Selected extract:
........

As its name suggests, the delaborator is in a sense the opposite of the elaborator. The job of the delaborator is to take an Expr produced by the elaborator and turn it back into a Syntax which, if elaborated, should produce an Expr that behaves equally to the input one.

Delaborators have the type Lean.PrettyPrinter.Delaborator.Delab. This is an alias for DelabM Syntax, where DelabM is the delaboration monad. All of this machinery is defined here. DelabM provides us with quite a lot of options you can look up in the documentation (TODO: Docs link). We will merely highlight the most relevant parts here.

  • It has a MonadQuotation instance which allows us to declare Syntax objects using the familiar quotation syntax.
  • It can run MetaM code.
  • It has a MonadExcept instance for throwing errors.
  • It can interact with pp options using functions like whenPPOption.
  • You can obtain the current subexpression using SubExpr.getExpr. There is also an entire API defined around this concept in the SubExpr module.

........

(Stored records)
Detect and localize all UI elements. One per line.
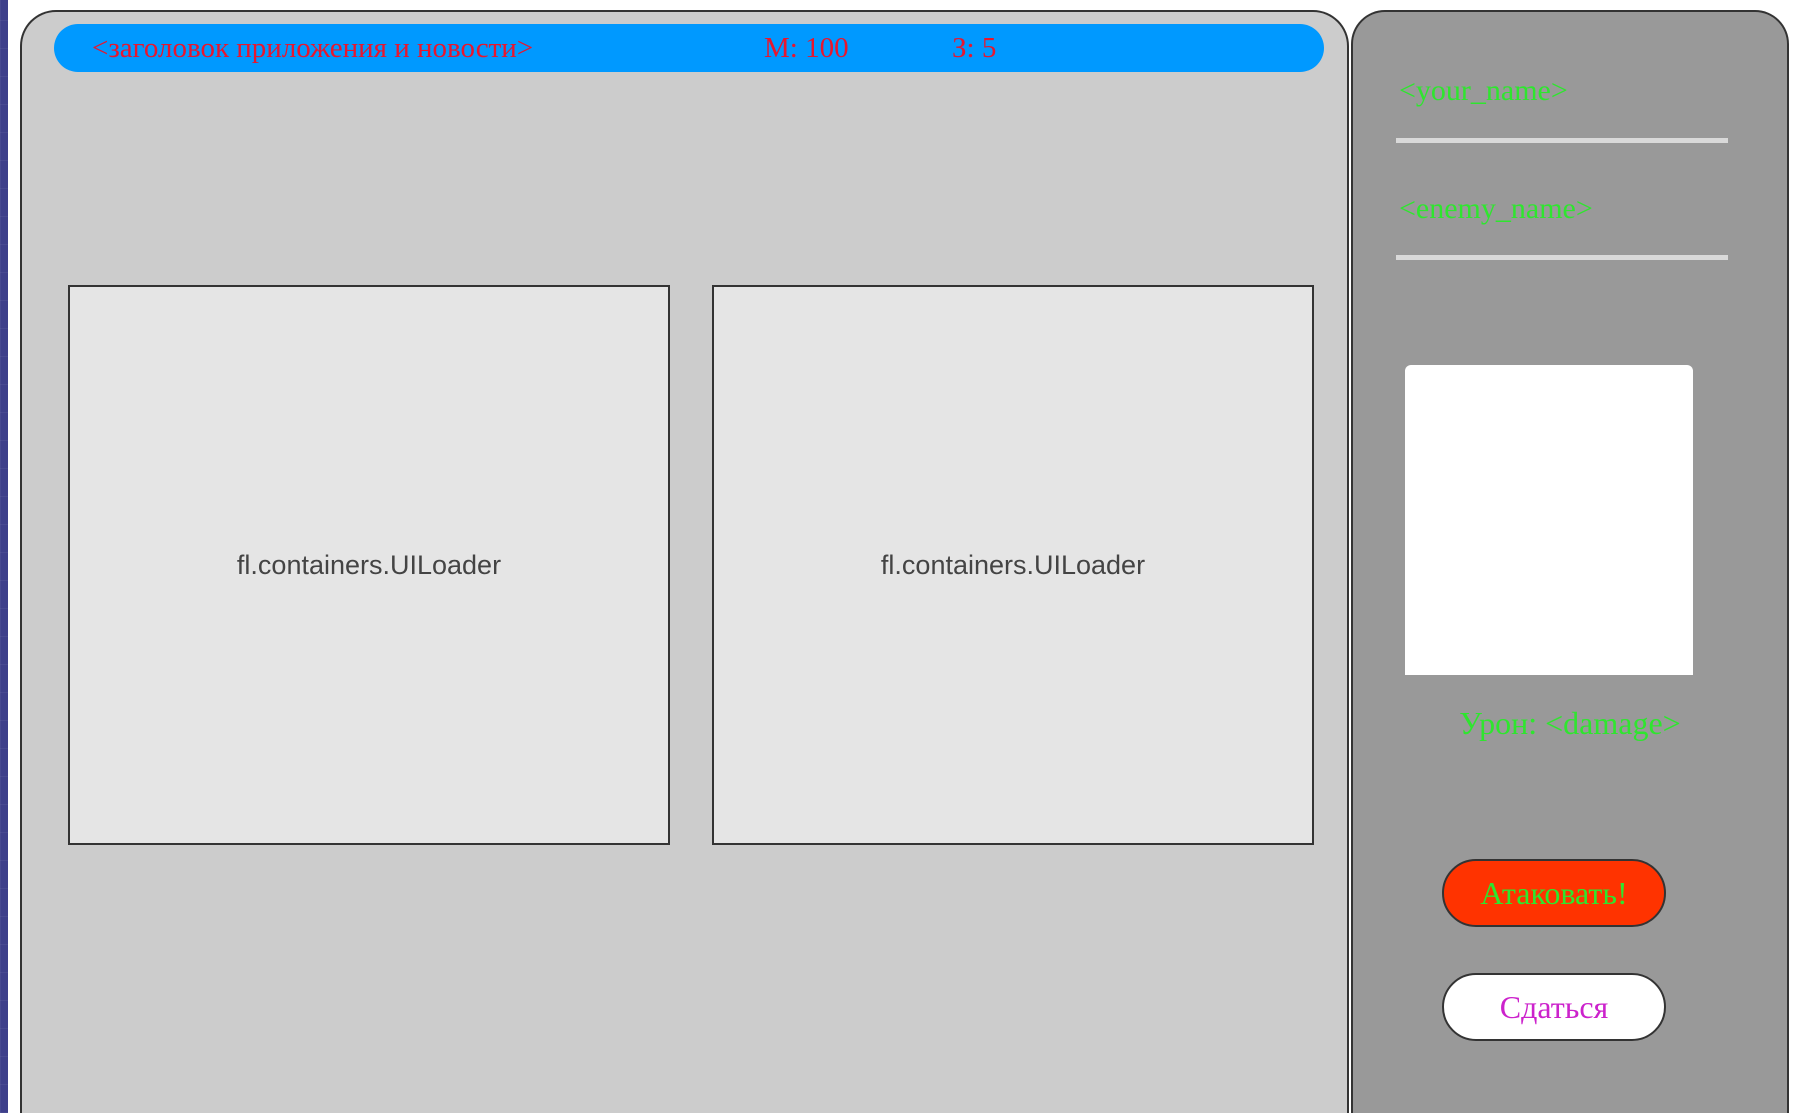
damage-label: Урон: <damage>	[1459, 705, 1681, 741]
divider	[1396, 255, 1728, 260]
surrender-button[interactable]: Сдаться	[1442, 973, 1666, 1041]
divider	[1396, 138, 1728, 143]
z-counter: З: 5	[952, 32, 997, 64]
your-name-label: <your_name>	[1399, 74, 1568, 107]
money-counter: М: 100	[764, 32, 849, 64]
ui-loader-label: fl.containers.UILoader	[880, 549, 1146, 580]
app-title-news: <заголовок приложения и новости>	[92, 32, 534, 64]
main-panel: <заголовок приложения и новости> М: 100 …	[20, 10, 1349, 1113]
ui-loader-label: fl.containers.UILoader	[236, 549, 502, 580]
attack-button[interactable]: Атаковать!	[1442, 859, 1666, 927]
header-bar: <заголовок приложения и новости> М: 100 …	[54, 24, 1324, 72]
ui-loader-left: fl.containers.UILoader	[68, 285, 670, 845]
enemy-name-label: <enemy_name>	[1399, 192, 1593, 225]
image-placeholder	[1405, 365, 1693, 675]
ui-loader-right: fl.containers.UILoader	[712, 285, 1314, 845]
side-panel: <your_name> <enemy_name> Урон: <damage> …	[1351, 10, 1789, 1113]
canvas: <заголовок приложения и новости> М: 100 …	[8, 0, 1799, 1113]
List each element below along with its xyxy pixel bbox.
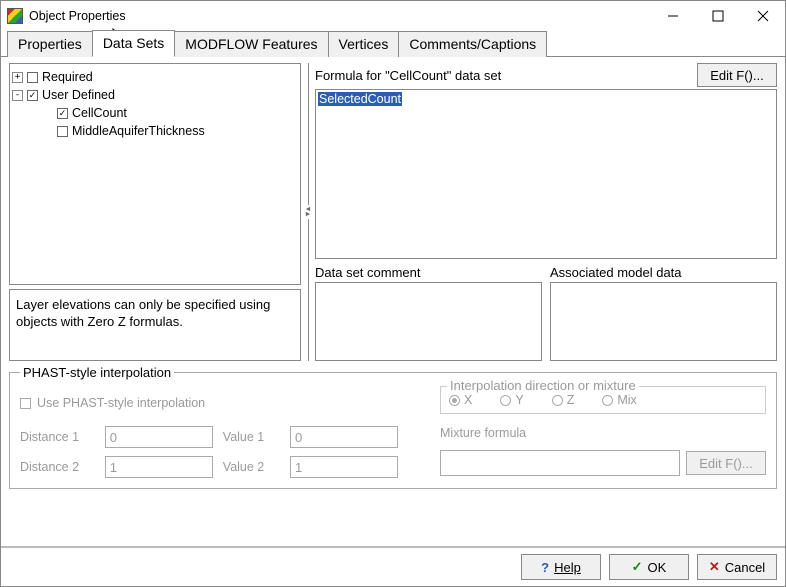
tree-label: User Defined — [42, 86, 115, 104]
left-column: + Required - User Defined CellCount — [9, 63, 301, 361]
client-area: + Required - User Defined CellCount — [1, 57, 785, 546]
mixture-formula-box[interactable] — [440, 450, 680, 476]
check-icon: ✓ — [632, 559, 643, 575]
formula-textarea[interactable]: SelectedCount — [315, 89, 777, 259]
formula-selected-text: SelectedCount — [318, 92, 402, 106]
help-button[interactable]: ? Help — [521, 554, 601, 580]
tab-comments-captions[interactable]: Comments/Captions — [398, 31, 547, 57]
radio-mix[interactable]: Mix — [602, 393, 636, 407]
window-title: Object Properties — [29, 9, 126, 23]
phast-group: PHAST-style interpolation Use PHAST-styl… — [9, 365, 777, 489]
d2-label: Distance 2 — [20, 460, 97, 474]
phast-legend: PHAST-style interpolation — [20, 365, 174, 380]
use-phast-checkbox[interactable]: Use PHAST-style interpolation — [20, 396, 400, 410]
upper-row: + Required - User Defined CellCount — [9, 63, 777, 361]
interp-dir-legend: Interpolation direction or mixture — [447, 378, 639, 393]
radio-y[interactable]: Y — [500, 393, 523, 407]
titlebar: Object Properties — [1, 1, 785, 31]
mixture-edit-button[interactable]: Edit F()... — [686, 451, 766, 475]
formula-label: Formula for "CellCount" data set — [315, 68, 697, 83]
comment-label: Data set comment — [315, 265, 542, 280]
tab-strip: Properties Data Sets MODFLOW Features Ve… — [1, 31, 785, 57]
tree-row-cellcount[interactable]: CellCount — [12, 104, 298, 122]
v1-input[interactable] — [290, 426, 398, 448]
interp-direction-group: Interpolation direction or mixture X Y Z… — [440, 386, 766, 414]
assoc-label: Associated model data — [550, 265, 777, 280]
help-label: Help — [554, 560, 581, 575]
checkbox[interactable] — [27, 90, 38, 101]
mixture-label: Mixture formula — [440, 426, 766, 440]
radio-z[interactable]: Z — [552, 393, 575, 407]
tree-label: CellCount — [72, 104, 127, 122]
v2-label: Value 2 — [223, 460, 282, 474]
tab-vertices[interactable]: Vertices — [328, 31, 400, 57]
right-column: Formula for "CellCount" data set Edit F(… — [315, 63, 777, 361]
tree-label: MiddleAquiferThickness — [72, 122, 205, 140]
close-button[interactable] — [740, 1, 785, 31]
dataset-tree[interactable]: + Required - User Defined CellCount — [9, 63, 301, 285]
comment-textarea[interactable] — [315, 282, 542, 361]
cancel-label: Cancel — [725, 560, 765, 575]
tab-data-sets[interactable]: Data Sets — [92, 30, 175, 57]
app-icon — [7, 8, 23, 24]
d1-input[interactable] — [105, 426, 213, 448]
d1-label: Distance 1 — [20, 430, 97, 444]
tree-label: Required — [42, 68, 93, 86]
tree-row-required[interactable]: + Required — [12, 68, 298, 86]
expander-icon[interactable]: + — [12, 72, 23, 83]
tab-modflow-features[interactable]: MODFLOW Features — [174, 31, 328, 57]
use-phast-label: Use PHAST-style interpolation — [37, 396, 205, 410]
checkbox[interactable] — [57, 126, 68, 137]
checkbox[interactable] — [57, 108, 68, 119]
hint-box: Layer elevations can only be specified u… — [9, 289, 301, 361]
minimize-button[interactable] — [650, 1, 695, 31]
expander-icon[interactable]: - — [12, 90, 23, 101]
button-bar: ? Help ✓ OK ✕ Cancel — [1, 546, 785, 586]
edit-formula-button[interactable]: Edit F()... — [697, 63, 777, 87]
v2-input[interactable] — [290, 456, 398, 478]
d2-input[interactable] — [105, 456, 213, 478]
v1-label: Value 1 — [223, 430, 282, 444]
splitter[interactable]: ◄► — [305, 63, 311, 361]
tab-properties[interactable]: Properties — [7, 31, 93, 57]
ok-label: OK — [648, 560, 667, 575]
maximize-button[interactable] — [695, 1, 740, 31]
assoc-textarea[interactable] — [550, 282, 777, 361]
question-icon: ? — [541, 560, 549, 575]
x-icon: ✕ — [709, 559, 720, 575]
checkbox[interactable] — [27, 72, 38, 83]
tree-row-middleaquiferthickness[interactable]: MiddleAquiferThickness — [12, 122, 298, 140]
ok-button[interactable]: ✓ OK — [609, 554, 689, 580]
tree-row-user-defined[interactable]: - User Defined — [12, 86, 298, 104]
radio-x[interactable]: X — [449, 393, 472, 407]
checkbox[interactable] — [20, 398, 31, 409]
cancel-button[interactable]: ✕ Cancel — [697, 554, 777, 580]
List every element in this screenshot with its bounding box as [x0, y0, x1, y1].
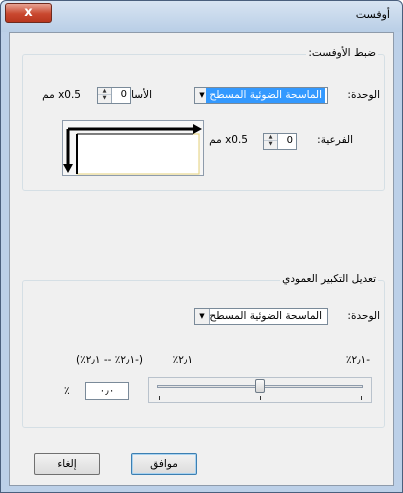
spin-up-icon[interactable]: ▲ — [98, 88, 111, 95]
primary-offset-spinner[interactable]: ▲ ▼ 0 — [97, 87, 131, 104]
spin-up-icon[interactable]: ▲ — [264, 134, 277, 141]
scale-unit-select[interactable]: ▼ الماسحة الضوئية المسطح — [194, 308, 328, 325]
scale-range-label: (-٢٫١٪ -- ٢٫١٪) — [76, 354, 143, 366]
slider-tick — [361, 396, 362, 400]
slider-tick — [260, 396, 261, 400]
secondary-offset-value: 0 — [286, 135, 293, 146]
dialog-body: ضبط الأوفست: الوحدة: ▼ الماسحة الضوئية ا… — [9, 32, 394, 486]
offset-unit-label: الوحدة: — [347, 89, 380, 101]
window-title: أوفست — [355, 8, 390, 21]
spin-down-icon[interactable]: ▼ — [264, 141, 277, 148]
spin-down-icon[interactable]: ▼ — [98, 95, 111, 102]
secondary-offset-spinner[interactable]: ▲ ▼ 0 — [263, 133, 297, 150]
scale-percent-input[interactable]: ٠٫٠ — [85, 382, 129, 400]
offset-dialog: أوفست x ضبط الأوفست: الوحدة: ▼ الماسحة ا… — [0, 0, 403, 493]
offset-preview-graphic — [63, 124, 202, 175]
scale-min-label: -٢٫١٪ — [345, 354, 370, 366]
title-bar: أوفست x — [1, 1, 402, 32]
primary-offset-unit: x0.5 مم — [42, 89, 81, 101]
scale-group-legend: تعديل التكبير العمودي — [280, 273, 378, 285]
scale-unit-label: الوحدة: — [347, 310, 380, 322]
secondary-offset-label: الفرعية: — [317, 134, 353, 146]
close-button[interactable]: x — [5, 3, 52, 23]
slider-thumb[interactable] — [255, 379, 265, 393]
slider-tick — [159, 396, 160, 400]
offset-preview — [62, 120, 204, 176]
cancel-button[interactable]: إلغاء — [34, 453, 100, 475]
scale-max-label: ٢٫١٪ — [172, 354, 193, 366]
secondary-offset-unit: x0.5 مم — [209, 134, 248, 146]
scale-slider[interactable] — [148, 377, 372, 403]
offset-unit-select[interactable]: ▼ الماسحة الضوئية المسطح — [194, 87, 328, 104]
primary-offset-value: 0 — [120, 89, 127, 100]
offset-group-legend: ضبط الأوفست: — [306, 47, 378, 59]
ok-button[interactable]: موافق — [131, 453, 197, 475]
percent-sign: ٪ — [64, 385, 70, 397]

........

Exercise set:
A – According to the passage on delaborators, why is the delaborator described as the opposite of the elaborator? Answer in one to three sentences.
B – Transcribe the passage on delaborators starting at "Delaborators have the" and ending at "functions like whenPPOption.".

Responses per task:
A – The delaborator reverses the elaborator's work. It takes an Expr produced by the elaborator and turns it back into a Syntax. If that Syntax were elaborated again, it should yield an Expr that behaves equally to the original input.

B –
Delaborators have the type Lean.PrettyPrinter.Delaborator.Delab. This is an alias for DelabM Syntax, where DelabM is the delaboration monad. All of this machinery is defined here. DelabM provides us with quite a lot of options you can look up in the documentation (TODO: Docs link). We will merely highlight the most relevant parts here.

  • It has a MonadQuotation instance which allows us to declare Syntax objects using the familiar quotation syntax.
  • It can run MetaM code.
  • It has a MonadExcept instance for throwing errors.
  • It can interact with pp options using functions like whenPPOption.